— Begin Dataset extract —

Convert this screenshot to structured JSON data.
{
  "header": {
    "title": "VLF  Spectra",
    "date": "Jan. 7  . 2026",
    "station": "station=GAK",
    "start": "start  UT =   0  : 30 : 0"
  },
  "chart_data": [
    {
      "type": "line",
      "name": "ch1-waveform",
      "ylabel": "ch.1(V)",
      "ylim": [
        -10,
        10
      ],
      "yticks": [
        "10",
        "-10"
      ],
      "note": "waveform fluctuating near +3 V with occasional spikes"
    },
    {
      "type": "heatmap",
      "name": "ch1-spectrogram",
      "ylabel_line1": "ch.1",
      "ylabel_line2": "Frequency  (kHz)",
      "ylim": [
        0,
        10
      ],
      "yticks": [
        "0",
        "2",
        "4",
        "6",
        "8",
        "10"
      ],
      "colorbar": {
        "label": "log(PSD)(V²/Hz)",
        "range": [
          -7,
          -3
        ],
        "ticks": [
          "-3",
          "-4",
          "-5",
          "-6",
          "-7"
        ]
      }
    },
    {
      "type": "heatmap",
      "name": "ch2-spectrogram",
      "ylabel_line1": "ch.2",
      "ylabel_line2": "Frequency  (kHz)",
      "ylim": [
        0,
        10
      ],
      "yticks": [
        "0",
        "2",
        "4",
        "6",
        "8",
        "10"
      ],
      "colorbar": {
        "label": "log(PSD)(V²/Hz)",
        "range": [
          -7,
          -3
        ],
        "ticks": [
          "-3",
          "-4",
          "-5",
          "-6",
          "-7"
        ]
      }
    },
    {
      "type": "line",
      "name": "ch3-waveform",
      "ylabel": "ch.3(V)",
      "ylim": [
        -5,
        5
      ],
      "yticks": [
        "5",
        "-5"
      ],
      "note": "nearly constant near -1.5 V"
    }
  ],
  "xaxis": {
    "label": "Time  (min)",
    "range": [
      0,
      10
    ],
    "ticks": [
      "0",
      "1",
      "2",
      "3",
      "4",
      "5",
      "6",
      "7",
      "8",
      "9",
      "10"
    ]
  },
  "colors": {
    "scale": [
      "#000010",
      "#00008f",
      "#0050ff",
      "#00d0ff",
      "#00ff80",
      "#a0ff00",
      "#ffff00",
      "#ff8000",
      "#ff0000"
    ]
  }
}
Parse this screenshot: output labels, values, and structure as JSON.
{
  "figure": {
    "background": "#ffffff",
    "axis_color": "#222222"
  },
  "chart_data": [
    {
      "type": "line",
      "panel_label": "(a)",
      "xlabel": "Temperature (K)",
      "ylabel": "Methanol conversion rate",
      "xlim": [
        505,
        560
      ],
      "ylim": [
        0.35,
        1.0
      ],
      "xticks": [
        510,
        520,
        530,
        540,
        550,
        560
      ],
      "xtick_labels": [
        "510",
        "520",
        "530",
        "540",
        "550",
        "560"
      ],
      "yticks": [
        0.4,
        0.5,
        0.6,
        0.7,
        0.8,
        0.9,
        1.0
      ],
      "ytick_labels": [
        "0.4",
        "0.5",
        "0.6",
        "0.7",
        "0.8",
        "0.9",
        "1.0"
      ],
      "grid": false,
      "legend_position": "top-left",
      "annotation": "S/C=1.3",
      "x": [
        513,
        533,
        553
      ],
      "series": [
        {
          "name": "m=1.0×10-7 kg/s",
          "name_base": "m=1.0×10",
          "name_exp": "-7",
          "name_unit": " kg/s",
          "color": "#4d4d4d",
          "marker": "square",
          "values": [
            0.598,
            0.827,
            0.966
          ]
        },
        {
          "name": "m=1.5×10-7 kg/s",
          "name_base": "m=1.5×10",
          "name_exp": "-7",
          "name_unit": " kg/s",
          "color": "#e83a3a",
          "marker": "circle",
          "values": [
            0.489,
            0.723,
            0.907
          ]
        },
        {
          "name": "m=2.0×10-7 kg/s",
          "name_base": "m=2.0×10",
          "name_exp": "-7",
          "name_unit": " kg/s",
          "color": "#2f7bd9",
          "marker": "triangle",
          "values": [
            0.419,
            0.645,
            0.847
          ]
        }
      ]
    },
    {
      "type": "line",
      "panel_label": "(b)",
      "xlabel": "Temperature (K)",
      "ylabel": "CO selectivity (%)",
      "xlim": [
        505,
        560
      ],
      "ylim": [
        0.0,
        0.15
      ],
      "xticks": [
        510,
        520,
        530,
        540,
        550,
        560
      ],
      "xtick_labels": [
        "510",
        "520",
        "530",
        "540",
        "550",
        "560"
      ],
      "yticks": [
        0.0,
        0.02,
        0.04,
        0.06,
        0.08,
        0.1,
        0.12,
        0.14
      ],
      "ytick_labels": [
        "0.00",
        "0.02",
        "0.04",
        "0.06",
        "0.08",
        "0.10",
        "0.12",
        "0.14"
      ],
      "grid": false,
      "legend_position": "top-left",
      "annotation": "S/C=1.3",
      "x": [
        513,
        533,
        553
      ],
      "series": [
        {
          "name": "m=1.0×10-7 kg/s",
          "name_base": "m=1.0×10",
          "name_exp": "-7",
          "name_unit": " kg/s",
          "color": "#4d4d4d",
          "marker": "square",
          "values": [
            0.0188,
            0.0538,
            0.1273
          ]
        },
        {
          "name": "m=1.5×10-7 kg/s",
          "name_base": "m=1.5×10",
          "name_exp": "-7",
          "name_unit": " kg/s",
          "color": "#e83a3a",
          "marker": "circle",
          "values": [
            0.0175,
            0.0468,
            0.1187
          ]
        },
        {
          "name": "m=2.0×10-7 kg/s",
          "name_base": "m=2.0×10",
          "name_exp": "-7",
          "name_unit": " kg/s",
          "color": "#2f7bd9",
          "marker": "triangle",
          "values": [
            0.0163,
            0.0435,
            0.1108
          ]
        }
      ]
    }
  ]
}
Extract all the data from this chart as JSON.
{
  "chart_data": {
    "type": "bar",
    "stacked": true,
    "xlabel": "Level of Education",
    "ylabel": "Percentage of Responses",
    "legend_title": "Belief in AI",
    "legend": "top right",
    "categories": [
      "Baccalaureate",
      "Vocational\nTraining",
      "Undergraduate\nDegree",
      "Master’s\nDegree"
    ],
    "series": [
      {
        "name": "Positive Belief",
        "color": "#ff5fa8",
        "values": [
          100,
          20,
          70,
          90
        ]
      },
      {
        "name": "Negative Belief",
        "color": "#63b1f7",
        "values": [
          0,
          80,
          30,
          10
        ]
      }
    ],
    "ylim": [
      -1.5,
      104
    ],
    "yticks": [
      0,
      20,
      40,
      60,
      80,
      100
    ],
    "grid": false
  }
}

— End Dataset extract —

# What is required:
Retype the listing exactly, in full.

# The answer:
Convert this screenshot to structured JSON data.
{
  "header": {
    "title": "VLF  Spectra",
    "date": "Jan. 7  . 2026",
    "station": "station=GAK",
    "start": "start  UT =   0  : 30 : 0"
  },
  "chart_data": [
    {
      "type": "line",
      "name": "ch1-waveform",
      "ylabel": "ch.1(V)",
      "ylim": [
        -10,
        10
      ],
      "yticks": [
        "10",
        "-10"
      ],
      "note": "waveform fluctuating near +3 V with occasional spikes"
    },
    {
      "type": "heatmap",
      "name": "ch1-spectrogram",
      "ylabel_line1": "ch.1",
      "ylabel_line2": "Frequency  (kHz)",
      "ylim": [
        0,
        10
      ],
      "yticks": [
        "0",
        "2",
        "4",
        "6",
        "8",
        "10"
      ],
      "colorbar": {
        "label": "log(PSD)(V²/Hz)",
        "range": [
          -7,
          -3
        ],
        "ticks": [
          "-3",
          "-4",
          "-5",
          "-6",
          "-7"
        ]
      }
    },
    {
      "type": "heatmap",
      "name": "ch2-spectrogram",
      "ylabel_line1": "ch.2",
      "ylabel_line2": "Frequency  (kHz)",
      "ylim": [
        0,
        10
      ],
      "yticks": [
        "0",
        "2",
        "4",
        "6",
        "8",
        "10"
      ],
      "colorbar": {
        "label": "log(PSD)(V²/Hz)",
        "range": [
          -7,
          -3
        ],
        "ticks": [
          "-3",
          "-4",
          "-5",
          "-6",
          "-7"
        ]
      }
    },
    {
      "type": "line",
      "name": "ch3-waveform",
      "ylabel": "ch.3(V)",
      "ylim": [
        -5,
        5
      ],
      "yticks": [
        "5",
        "-5"
      ],
      "note": "nearly constant near -1.5 V"
    }
  ],
  "xaxis": {
    "label": "Time  (min)",
    "range": [
      0,
      10
    ],
    "ticks": [
      "0",
      "1",
      "2",
      "3",
      "4",
      "5",
      "6",
      "7",
      "8",
      "9",
      "10"
    ]
  },
  "colors": {
    "scale": [
      "#000010",
      "#00008f",
      "#0050ff",
      "#00d0ff",
      "#00ff80",
      "#a0ff00",
      "#ffff00",
      "#ff8000",
      "#ff0000"
    ]
  }
}
Parse this screenshot: output labels, values, and structure as JSON.
{
  "figure": {
    "background": "#ffffff",
    "axis_color": "#222222"
  },
  "chart_data": [
    {
      "type": "line",
      "panel_label": "(a)",
      "xlabel": "Temperature (K)",
      "ylabel": "Methanol conversion rate",
      "xlim": [
        505,
        560
      ],
      "ylim": [
        0.35,
        1.0
      ],
      "xticks": [
        510,
        520,
        530,
        540,
        550,
        560
      ],
      "xtick_labels": [
        "510",
        "520",
        "530",
        "540",
        "550",
        "560"
      ],
      "yticks": [
        0.4,
        0.5,
        0.6,
        0.7,
        0.8,
        0.9,
        1.0
      ],
      "ytick_labels": [
        "0.4",
        "0.5",
        "0.6",
        "0.7",
        "0.8",
        "0.9",
        "1.0"
      ],
      "grid": false,
      "legend_position": "top-left",
      "annotation": "S/C=1.3",
      "x": [
        513,
        533,
        553
      ],
      "series": [
        {
          "name": "m=1.0×10-7 kg/s",
          "name_base": "m=1.0×10",
          "name_exp": "-7",
          "name_unit": " kg/s",
          "color": "#4d4d4d",
          "marker": "square",
          "values": [
            0.598,
            0.827,
            0.966
          ]
        },
        {
          "name": "m=1.5×10-7 kg/s",
          "name_base": "m=1.5×10",
          "name_exp": "-7",
          "name_unit": " kg/s",
          "color": "#e83a3a",
          "marker": "circle",
          "values": [
            0.489,
            0.723,
            0.907
          ]
        },
        {
          "name": "m=2.0×10-7 kg/s",
          "name_base": "m=2.0×10",
          "name_exp": "-7",
          "name_unit": " kg/s",
          "color": "#2f7bd9",
          "marker": "triangle",
          "values": [
            0.419,
            0.645,
            0.847
          ]
        }
      ]
    },
    {
      "type": "line",
      "panel_label": "(b)",
      "xlabel": "Temperature (K)",
      "ylabel": "CO selectivity (%)",
      "xlim": [
        505,
        560
      ],
      "ylim": [
        0.0,
        0.15
      ],
      "xticks": [
        510,
        520,
        530,
        540,
        550,
        560
      ],
      "xtick_labels": [
        "510",
        "520",
        "530",
        "540",
        "550",
        "560"
      ],
      "yticks": [
        0.0,
        0.02,
        0.04,
        0.06,
        0.08,
        0.1,
        0.12,
        0.14
      ],
      "ytick_labels": [
        "0.00",
        "0.02",
        "0.04",
        "0.06",
        "0.08",
        "0.10",
        "0.12",
        "0.14"
      ],
      "grid": false,
      "legend_position": "top-left",
      "annotation": "S/C=1.3",
      "x": [
        513,
        533,
        553
      ],
      "series": [
        {
          "name": "m=1.0×10-7 kg/s",
          "name_base": "m=1.0×10",
          "name_exp": "-7",
          "name_unit": " kg/s",
          "color": "#4d4d4d",
          "marker": "square",
          "values": [
            0.0188,
            0.0538,
            0.1273
          ]
        },
        {
          "name": "m=1.5×10-7 kg/s",
          "name_base": "m=1.5×10",
          "name_exp": "-7",
          "name_unit": " kg/s",
          "color": "#e83a3a",
          "marker": "circle",
          "values": [
            0.0175,
            0.0468,
            0.1187
          ]
        },
        {
          "name": "m=2.0×10-7 kg/s",
          "name_base": "m=2.0×10",
          "name_exp": "-7",
          "name_unit": " kg/s",
          "color": "#2f7bd9",
          "marker": "triangle",
          "values": [
            0.0163,
            0.0435,
            0.1108
          ]
        }
      ]
    }
  ]
}
Extract all the data from this chart as JSON.
{
  "chart_data": {
    "type": "bar",
    "stacked": true,
    "xlabel": "Level of Education",
    "ylabel": "Percentage of Responses",
    "legend_title": "Belief in AI",
    "legend": "top right",
    "categories": [
      "Baccalaureate",
      "Vocational\nTraining",
      "Undergraduate\nDegree",
      "Master’s\nDegree"
    ],
    "series": [
      {
        "name": "Positive Belief",
        "color": "#ff5fa8",
        "values": [
          100,
          20,
          70,
          90
        ]
      },
      {
        "name": "Negative Belief",
        "color": "#63b1f7",
        "values": [
          0,
          80,
          30,
          10
        ]
      }
    ],
    "ylim": [
      -1.5,
      104
    ],
    "yticks": [
      0,
      20,
      40,
      60,
      80,
      100
    ],
    "grid": false
  }
}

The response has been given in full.